-- RAW RECORDS --

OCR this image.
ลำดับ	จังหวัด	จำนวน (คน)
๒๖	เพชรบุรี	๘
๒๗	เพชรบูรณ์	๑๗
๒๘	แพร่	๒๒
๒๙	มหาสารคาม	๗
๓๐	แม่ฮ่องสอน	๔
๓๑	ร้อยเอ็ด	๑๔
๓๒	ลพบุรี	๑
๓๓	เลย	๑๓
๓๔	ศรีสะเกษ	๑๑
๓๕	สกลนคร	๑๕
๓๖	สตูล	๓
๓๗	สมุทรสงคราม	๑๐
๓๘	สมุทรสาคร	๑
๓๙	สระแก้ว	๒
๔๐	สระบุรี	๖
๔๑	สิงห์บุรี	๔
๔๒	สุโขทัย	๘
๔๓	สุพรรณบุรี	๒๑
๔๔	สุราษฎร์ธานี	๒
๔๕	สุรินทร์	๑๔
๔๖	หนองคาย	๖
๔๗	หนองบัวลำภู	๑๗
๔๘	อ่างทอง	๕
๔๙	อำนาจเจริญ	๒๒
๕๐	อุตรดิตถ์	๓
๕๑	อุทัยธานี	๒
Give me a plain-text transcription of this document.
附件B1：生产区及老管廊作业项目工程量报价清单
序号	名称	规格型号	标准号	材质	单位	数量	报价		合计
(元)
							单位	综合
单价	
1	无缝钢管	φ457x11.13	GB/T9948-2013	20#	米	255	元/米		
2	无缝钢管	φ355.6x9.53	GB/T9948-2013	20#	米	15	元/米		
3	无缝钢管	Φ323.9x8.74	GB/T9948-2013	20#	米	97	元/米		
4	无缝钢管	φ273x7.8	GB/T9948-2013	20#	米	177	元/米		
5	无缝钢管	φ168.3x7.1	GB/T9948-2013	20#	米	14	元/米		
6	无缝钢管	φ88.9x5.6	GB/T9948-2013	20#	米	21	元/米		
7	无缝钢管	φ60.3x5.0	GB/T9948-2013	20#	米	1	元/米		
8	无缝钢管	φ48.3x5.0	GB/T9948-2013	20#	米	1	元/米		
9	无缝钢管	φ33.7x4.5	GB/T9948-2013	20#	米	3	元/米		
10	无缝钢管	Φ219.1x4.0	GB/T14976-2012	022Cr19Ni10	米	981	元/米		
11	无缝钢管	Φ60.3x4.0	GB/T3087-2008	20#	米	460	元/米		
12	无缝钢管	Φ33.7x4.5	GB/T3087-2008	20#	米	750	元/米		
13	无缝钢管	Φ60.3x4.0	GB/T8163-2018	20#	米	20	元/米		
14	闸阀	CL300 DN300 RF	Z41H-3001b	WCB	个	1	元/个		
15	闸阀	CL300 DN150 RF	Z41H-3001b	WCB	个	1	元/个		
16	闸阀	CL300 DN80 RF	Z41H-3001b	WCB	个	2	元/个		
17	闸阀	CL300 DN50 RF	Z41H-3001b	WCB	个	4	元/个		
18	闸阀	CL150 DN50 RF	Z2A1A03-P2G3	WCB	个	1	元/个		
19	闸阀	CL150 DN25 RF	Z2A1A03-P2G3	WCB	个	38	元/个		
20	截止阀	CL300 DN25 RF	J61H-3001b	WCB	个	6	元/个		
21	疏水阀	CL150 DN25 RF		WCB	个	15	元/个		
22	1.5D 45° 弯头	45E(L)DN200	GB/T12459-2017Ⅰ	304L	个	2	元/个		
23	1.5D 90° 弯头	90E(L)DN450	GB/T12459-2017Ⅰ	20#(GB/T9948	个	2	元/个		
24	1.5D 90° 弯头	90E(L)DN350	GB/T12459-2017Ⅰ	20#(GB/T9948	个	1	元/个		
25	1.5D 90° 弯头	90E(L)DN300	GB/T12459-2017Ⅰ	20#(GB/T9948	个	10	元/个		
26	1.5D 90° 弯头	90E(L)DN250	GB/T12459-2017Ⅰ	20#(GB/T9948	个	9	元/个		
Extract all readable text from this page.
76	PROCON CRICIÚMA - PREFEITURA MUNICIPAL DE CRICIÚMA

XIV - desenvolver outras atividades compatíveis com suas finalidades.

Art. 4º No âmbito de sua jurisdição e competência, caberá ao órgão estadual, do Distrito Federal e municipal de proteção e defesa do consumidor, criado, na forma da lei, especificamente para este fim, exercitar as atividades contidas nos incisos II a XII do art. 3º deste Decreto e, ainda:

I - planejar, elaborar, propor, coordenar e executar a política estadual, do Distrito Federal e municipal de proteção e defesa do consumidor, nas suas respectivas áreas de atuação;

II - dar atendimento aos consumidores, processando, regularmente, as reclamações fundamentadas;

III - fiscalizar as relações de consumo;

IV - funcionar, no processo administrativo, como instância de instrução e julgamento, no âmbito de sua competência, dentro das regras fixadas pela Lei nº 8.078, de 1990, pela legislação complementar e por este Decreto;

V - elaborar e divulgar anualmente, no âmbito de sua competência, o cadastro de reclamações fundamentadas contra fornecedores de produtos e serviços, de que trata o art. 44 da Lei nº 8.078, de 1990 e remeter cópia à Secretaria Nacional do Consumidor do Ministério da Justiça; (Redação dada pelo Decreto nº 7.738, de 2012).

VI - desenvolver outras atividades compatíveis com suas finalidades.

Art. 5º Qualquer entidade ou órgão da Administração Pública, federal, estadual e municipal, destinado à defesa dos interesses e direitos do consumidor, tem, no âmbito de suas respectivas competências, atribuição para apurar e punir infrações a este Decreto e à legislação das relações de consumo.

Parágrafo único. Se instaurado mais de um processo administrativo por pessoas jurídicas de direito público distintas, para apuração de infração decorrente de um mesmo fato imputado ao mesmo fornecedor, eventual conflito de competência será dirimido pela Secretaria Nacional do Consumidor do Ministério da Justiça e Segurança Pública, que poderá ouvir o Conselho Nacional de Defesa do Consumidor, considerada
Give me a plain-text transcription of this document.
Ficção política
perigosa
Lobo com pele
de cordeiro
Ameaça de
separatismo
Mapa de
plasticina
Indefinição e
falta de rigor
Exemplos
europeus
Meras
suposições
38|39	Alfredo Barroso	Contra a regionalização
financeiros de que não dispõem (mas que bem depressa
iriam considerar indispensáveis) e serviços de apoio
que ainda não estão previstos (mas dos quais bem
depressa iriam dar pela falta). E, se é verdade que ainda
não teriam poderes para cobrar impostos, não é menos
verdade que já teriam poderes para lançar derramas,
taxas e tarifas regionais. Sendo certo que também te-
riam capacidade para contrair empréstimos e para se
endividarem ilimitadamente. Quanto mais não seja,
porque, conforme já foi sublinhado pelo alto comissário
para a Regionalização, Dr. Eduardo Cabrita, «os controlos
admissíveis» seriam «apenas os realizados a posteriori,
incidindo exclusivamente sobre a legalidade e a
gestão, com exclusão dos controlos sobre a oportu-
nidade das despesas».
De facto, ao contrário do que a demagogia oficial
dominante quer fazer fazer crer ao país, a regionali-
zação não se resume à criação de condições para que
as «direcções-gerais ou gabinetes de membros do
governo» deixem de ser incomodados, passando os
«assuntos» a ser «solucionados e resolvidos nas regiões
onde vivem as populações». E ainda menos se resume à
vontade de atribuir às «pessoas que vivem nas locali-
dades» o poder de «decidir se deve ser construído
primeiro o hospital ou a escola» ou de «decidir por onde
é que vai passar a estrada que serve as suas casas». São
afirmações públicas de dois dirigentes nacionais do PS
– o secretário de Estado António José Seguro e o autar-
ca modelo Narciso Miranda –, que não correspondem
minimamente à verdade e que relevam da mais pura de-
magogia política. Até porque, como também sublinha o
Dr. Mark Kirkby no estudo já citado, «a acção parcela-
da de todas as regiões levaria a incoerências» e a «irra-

-- WRITTEN INSTRUCTION --
From the listing above, pick out every line containing "controlos".

-- TASK OUTPUT --
para a Regionalização, Dr. Eduardo Cabrita, «os controlos
gestão, com exclusão dos controlos sobre a oportu-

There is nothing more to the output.